GIVEN PROBLEM:
Wherever the string "output" appears, copy the whole line.

____ DATA SUPPLIED

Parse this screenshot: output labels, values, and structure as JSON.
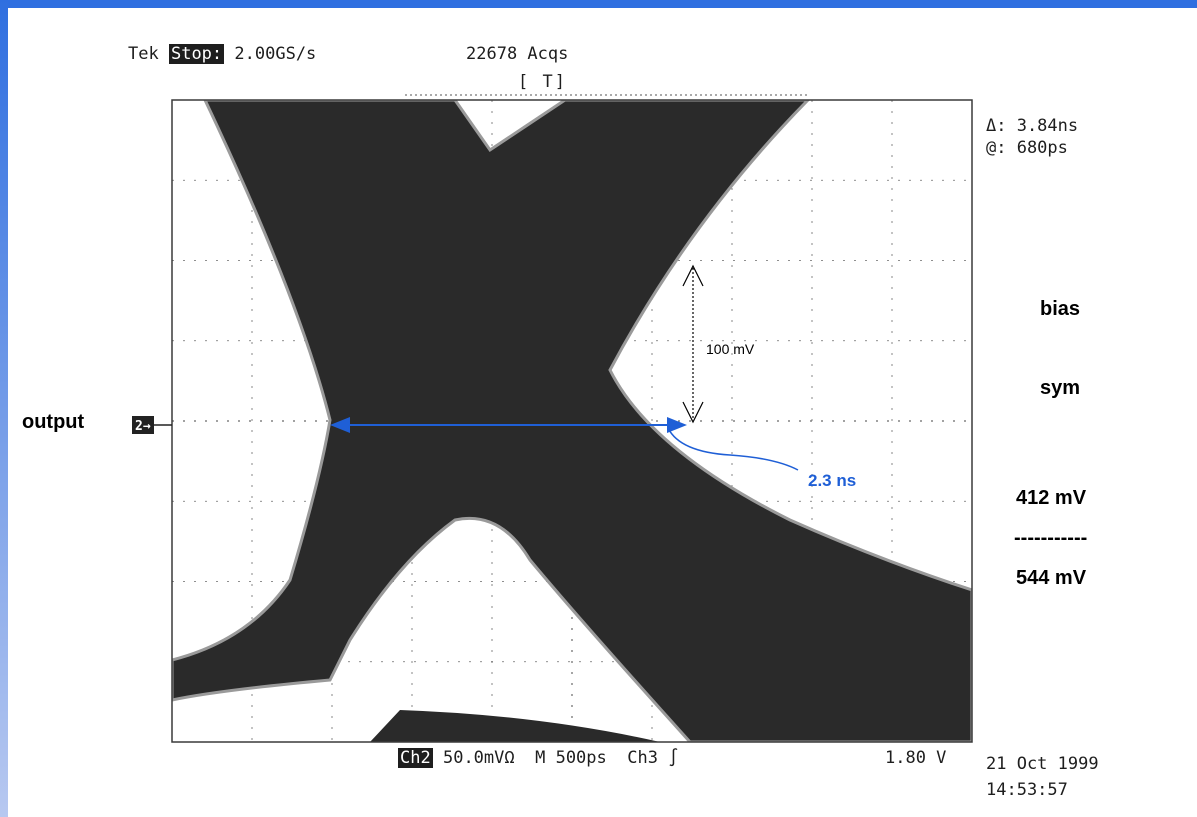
{
  "colors": {
    "frame": "#2f6fe0",
    "ink": "#2a2a2a",
    "grid": "#6a6a6a",
    "annotation": "#1f5fd6"
  },
  "scope": {
    "brand": "Tek",
    "mode": "Stop:",
    "sample_rate": "2.00GS/s",
    "acquisitions": "22678 Acqs",
    "trigger_bar": "[   T]",
    "delta": "Δ: 3.84ns",
    "at": "@: 680ps",
    "channel_marker": "2→",
    "bottom": {
      "channel": "Ch2",
      "scale": "50.0mVΩ",
      "timebase": "M  500ps",
      "trigger_src": "Ch3 ∫",
      "trigger_level": "1.80 V"
    },
    "date": "21 Oct 1999",
    "time": "14:53:57"
  },
  "annotations": {
    "output": "output",
    "voltage_arrow_label": "100 mV",
    "time_arrow_label": "2.3 ns",
    "bias": "bias",
    "sym": "sym",
    "numerator": "412 mV",
    "divider": "-----------",
    "denominator": "544 mV"
  }
}
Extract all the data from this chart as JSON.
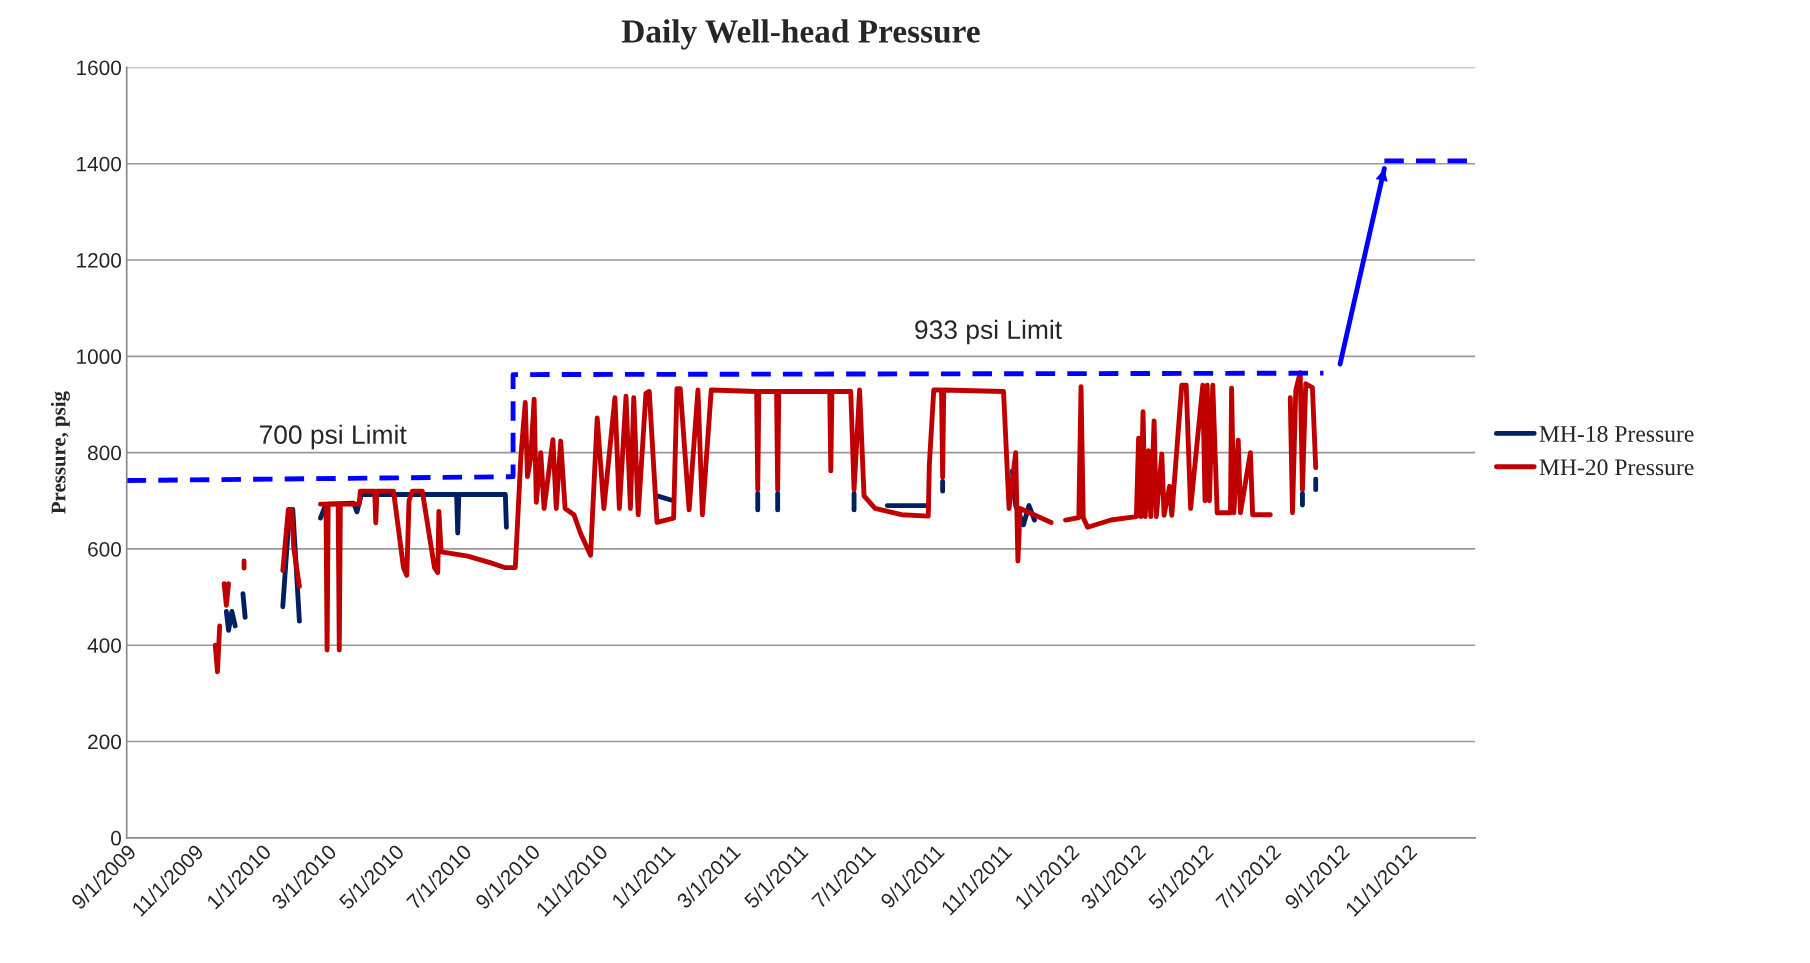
{
  "chart_data": {
    "type": "line",
    "title": "Daily Well-head Pressure",
    "ylabel": "Pressure, psig",
    "xlim": [
      "2009-09-01",
      "2013-01-01"
    ],
    "xticks": [
      {
        "value": "2009-09-01",
        "label": "9/1/2009"
      },
      {
        "value": "2009-11-01",
        "label": "11/1/2009"
      },
      {
        "value": "2010-01-01",
        "label": "1/1/2010"
      },
      {
        "value": "2010-03-01",
        "label": "3/1/2010"
      },
      {
        "value": "2010-05-01",
        "label": "5/1/2010"
      },
      {
        "value": "2010-07-01",
        "label": "7/1/2010"
      },
      {
        "value": "2010-09-01",
        "label": "9/1/2010"
      },
      {
        "value": "2010-11-01",
        "label": "11/1/2010"
      },
      {
        "value": "2011-01-01",
        "label": "1/1/2011"
      },
      {
        "value": "2011-03-01",
        "label": "3/1/2011"
      },
      {
        "value": "2011-05-01",
        "label": "5/1/2011"
      },
      {
        "value": "2011-07-01",
        "label": "7/1/2011"
      },
      {
        "value": "2011-09-01",
        "label": "9/1/2011"
      },
      {
        "value": "2011-11-01",
        "label": "11/1/2011"
      },
      {
        "value": "2012-01-01",
        "label": "1/1/2012"
      },
      {
        "value": "2012-03-01",
        "label": "3/1/2012"
      },
      {
        "value": "2012-05-01",
        "label": "5/1/2012"
      },
      {
        "value": "2012-07-01",
        "label": "7/1/2012"
      },
      {
        "value": "2012-09-01",
        "label": "9/1/2012"
      },
      {
        "value": "2012-11-01",
        "label": "11/1/2012"
      }
    ],
    "ylim": [
      0,
      1600
    ],
    "yticks": [
      0,
      200,
      400,
      600,
      800,
      1000,
      1200,
      1400,
      1600
    ],
    "grid": "y",
    "legend": "right",
    "marker": "none",
    "line_style": "solid",
    "series": [
      {
        "name": "MH-18 Pressure",
        "color": "#002060",
        "x": [
          "2009-11-30",
          "2009-12-02",
          "2009-12-05",
          "2009-12-08",
          "2009-12-11",
          "2009-12-15",
          "2009-12-17",
          "2009-12-20",
          "2010-01-20",
          "2010-01-25",
          "2010-01-29",
          "2010-02-04",
          "2010-02-08",
          "2010-02-23",
          "2010-02-28",
          "2010-03-25",
          "2010-03-28",
          "2010-04-01",
          "2010-06-26",
          "2010-06-27",
          "2010-06-28",
          "2010-08-09",
          "2010-08-10",
          "2010-08-13",
          "2010-12-24",
          "2011-01-08",
          "2011-01-10",
          "2011-03-25",
          "2011-03-25",
          "2011-03-27",
          "2011-04-12",
          "2011-04-12",
          "2011-04-14",
          "2011-06-20",
          "2011-06-20",
          "2011-06-22",
          "2011-07-20",
          "2011-08-26",
          "2011-08-28",
          "2011-09-08",
          "2011-09-08",
          "2011-09-10",
          "2011-11-10",
          "2011-11-13",
          "2011-11-20",
          "2011-11-25",
          "2011-11-30",
          "2011-12-03",
          "2012-07-29",
          "2012-07-29",
          "2012-07-31",
          "2012-08-10",
          "2012-08-10"
        ],
        "values": [
          470,
          431,
          470,
          440,
          null,
          507,
          458,
          null,
          480,
          645,
          682,
          450,
          null,
          664,
          693,
          695,
          677,
          713,
          713,
          633,
          713,
          713,
          645,
          null,
          710,
          700,
          null,
          715,
          681,
          null,
          715,
          681,
          null,
          715,
          681,
          null,
          690,
          690,
          null,
          740,
          720,
          null,
          762,
          690,
          650,
          690,
          660,
          null,
          715,
          691,
          null,
          745,
          723
        ]
      },
      {
        "name": "MH-20 Pressure",
        "color": "#c00000",
        "x": [
          "2009-11-20",
          "2009-11-22",
          "2009-11-24",
          "2009-11-26",
          "2009-11-28",
          "2009-11-30",
          "2009-12-02",
          "2009-12-04",
          "2009-12-16",
          "2009-12-16",
          "2009-12-20",
          "2010-01-20",
          "2010-01-25",
          "2010-01-28",
          "2010-01-30",
          "2010-02-04",
          "2010-02-08",
          "2010-02-23",
          "2010-02-28",
          "2010-03-01",
          "2010-03-02",
          "2010-03-11",
          "2010-03-12",
          "2010-03-13",
          "2010-03-30",
          "2010-03-31",
          "2010-04-13",
          "2010-04-14",
          "2010-04-15",
          "2010-04-30",
          "2010-05-09",
          "2010-05-12",
          "2010-05-14",
          "2010-05-17",
          "2010-05-26",
          "2010-06-06",
          "2010-06-09",
          "2010-06-10",
          "2010-06-12",
          "2010-07-06",
          "2010-07-27",
          "2010-08-09",
          "2010-08-18",
          "2010-08-23",
          "2010-08-27",
          "2010-08-29",
          "2010-09-01",
          "2010-09-04",
          "2010-09-06",
          "2010-09-10",
          "2010-09-13",
          "2010-09-21",
          "2010-09-24",
          "2010-09-28",
          "2010-10-02",
          "2010-10-10",
          "2010-10-16",
          "2010-10-25",
          "2010-10-31",
          "2010-11-06",
          "2010-11-16",
          "2010-11-20",
          "2010-11-26",
          "2010-11-30",
          "2010-12-03",
          "2010-12-07",
          "2010-12-14",
          "2010-12-17",
          "2010-12-24",
          "2011-01-08",
          "2011-01-11",
          "2011-01-14",
          "2011-01-22",
          "2011-01-30",
          "2011-02-03",
          "2011-02-11",
          "2011-03-24",
          "2011-03-25",
          "2011-03-26",
          "2011-04-11",
          "2011-04-12",
          "2011-04-13",
          "2011-05-29",
          "2011-05-30",
          "2011-05-31",
          "2011-06-17",
          "2011-06-20",
          "2011-06-25",
          "2011-06-29",
          "2011-07-09",
          "2011-08-02",
          "2011-08-26",
          "2011-08-27",
          "2011-08-31",
          "2011-09-07",
          "2011-09-08",
          "2011-09-09",
          "2011-11-02",
          "2011-11-07",
          "2011-11-13",
          "2011-11-15",
          "2011-11-17",
          "2011-12-15",
          "2011-12-20",
          "2011-12-28",
          "2012-01-09",
          "2012-01-11",
          "2012-01-13",
          "2012-01-17",
          "2012-02-07",
          "2012-03-01",
          "2012-03-03",
          "2012-03-05",
          "2012-03-07",
          "2012-03-09",
          "2012-03-12",
          "2012-03-14",
          "2012-03-17",
          "2012-03-19",
          "2012-03-24",
          "2012-03-26",
          "2012-03-31",
          "2012-04-02",
          "2012-04-11",
          "2012-04-15",
          "2012-04-19",
          "2012-04-30",
          "2012-05-02",
          "2012-05-04",
          "2012-05-06",
          "2012-05-09",
          "2012-05-13",
          "2012-05-25",
          "2012-05-26",
          "2012-05-28",
          "2012-06-01",
          "2012-06-03",
          "2012-06-12",
          "2012-06-14",
          "2012-06-30",
          "2012-07-12",
          "2012-07-18",
          "2012-07-20",
          "2012-07-23",
          "2012-07-27",
          "2012-07-29",
          "2012-08-01",
          "2012-08-07",
          "2012-08-10"
        ],
        "values": [
          400,
          345,
          440,
          null,
          528,
          483,
          528,
          null,
          575,
          560,
          null,
          555,
          682,
          682,
          600,
          522,
          null,
          693,
          693,
          390,
          693,
          693,
          390,
          693,
          693,
          720,
          720,
          654,
          720,
          720,
          561,
          545,
          700,
          720,
          720,
          561,
          551,
          678,
          594,
          585,
          571,
          561,
          561,
          790,
          904,
          750,
          790,
          911,
          697,
          800,
          684,
          827,
          684,
          824,
          684,
          671,
          632,
          587,
          872,
          684,
          914,
          684,
          917,
          684,
          914,
          671,
          923,
          927,
          655,
          664,
          933,
          933,
          681,
          930,
          671,
          930,
          927,
          723,
          927,
          927,
          723,
          927,
          927,
          762,
          927,
          927,
          723,
          930,
          710,
          684,
          671,
          668,
          775,
          930,
          930,
          749,
          930,
          927,
          684,
          800,
          575,
          684,
          655,
          null,
          660,
          665,
          937,
          665,
          645,
          660,
          667,
          830,
          667,
          885,
          667,
          804,
          667,
          866,
          667,
          797,
          670,
          730,
          670,
          940,
          940,
          684,
          940,
          700,
          940,
          700,
          940,
          675,
          675,
          934,
          675,
          826,
          675,
          800,
          671,
          671,
          null,
          914,
          675,
          930,
          966,
          723,
          943,
          935,
          769
        ]
      },
      {
        "color": "#0000ff",
        "line_style": "dashed",
        "x": [
          "2009-09-01",
          "2010-08-16",
          "2010-08-16",
          "2012-08-17",
          "2012-09-15",
          "2012-10-11",
          "2013-01-01"
        ],
        "values": [
          742,
          750,
          962,
          965,
          null,
          1406,
          1406
        ]
      },
      {
        "color": "#0000ff",
        "line_style": "solid",
        "x": [
          "2012-09-01",
          "2012-10-11"
        ],
        "values": [
          984,
          1390
        ]
      }
    ],
    "annotations": [
      {
        "text": "700 psi Limit",
        "x": "2010-03-06",
        "y": 746
      },
      {
        "text": "933 psi Limit",
        "x": "2011-10-19",
        "y": 964
      }
    ]
  }
}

________

TASK RESULT:
Parse this screenshot: output labels, values, and structure as JSON.
    "output": "output",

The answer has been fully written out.